## Begin

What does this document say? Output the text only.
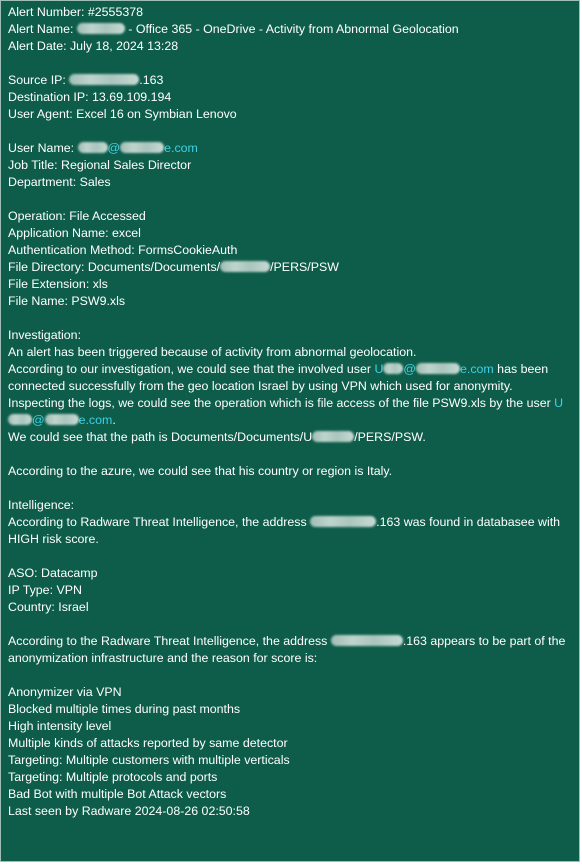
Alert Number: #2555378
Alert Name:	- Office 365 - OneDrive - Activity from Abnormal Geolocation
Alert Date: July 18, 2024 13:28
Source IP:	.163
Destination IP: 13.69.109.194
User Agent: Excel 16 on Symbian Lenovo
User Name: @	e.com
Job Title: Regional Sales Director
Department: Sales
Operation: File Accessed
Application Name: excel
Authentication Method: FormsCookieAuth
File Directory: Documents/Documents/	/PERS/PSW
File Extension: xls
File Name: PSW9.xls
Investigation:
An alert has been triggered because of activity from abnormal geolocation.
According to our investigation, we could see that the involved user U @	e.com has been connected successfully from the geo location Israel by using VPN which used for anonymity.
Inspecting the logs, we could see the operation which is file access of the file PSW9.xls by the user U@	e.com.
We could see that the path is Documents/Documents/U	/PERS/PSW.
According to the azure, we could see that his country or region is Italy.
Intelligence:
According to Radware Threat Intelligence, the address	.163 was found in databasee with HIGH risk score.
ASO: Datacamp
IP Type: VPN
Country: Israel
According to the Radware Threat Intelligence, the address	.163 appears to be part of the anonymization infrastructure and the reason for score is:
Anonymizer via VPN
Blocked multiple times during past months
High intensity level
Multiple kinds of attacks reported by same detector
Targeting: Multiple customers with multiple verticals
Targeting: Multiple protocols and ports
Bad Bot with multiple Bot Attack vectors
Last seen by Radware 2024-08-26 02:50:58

## End

Direction
In the copy, include all records verbatim but no images.

Response to this task
What does this document say? Output the text only.
Alert Number: #2555378
Alert Name:	- Office 365 - OneDrive - Activity from Abnormal Geolocation
Alert Date: July 18, 2024 13:28
Source IP:	.163
Destination IP: 13.69.109.194
User Agent: Excel 16 on Symbian Lenovo
User Name: @	e.com
Job Title: Regional Sales Director
Department: Sales
Operation: File Accessed
Application Name: excel
Authentication Method: FormsCookieAuth
File Directory: Documents/Documents/	/PERS/PSW
File Extension: xls
File Name: PSW9.xls
Investigation:
An alert has been triggered because of activity from abnormal geolocation.
According to our investigation, we could see that the involved user U @	e.com has been connected successfully from the geo location Israel by using VPN which used for anonymity.
Inspecting the logs, we could see the operation which is file access of the file PSW9.xls by the user U@	e.com.
We could see that the path is Documents/Documents/U	/PERS/PSW.
According to the azure, we could see that his country or region is Italy.
Intelligence:
According to Radware Threat Intelligence, the address	.163 was found in databasee with HIGH risk score.
ASO: Datacamp
IP Type: VPN
Country: Israel
According to the Radware Threat Intelligence, the address	.163 appears to be part of the anonymization infrastructure and the reason for score is:
Anonymizer via VPN
Blocked multiple times during past months
High intensity level
Multiple kinds of attacks reported by same detector
Targeting: Multiple customers with multiple verticals
Targeting: Multiple protocols and ports
Bad Bot with multiple Bot Attack vectors
Last seen by Radware 2024-08-26 02:50:58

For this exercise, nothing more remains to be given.